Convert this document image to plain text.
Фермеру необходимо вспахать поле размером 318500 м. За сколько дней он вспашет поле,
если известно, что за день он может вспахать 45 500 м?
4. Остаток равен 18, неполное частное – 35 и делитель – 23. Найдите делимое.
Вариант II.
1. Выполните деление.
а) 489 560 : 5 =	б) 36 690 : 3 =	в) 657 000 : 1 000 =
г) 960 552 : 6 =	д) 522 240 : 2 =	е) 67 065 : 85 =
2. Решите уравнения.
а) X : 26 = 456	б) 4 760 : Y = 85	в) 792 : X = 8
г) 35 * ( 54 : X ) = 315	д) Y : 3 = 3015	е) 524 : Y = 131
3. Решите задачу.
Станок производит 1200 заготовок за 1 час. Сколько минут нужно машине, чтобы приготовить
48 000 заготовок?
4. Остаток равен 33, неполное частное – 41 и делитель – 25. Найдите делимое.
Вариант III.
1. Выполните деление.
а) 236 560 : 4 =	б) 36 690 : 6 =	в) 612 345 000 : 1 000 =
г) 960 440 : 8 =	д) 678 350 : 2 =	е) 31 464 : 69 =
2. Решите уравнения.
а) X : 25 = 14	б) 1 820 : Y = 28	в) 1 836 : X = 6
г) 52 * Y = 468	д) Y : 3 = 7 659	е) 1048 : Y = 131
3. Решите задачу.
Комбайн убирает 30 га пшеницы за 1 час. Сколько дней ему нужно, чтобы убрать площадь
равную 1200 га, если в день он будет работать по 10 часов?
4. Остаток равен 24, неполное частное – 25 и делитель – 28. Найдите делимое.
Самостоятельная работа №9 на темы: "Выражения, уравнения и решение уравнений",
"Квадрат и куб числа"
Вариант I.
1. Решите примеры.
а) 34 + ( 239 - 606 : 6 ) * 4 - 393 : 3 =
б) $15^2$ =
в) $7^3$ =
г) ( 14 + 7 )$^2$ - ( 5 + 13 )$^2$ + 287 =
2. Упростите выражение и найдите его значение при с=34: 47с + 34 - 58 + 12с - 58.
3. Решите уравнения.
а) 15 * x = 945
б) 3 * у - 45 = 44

※

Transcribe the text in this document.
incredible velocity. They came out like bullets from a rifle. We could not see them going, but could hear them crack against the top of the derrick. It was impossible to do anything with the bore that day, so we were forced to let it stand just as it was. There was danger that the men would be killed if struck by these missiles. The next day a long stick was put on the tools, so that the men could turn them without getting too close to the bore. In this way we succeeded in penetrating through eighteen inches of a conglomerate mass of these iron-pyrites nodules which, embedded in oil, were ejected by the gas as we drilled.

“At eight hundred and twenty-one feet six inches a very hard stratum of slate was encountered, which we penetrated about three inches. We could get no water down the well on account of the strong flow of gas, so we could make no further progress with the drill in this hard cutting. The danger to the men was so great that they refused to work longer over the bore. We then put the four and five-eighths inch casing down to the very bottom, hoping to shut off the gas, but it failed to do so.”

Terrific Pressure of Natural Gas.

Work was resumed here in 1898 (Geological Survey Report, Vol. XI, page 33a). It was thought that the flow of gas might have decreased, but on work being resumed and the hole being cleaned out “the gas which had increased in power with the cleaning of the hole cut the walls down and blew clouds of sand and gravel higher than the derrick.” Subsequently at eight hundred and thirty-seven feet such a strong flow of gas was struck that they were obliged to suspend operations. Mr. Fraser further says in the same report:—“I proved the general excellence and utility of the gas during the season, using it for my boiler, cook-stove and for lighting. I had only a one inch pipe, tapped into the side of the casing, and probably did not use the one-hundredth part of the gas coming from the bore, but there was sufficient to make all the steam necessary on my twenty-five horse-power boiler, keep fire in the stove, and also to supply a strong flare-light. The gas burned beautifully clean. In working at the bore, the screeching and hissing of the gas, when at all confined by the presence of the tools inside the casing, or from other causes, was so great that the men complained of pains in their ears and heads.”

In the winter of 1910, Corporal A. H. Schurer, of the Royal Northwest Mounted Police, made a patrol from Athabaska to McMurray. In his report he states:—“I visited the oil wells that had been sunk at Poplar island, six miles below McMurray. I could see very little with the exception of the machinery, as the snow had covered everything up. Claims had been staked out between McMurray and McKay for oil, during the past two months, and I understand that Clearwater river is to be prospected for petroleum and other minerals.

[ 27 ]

※

Pick out each line containing "уравнения" and report it.

PROBLEM SOLUTION:
2. Решите уравнения.
2. Решите уравнения.
Самостоятельная работа №9 на темы: "Выражения, уравнения и решение уравнений",
3. Решите уравнения.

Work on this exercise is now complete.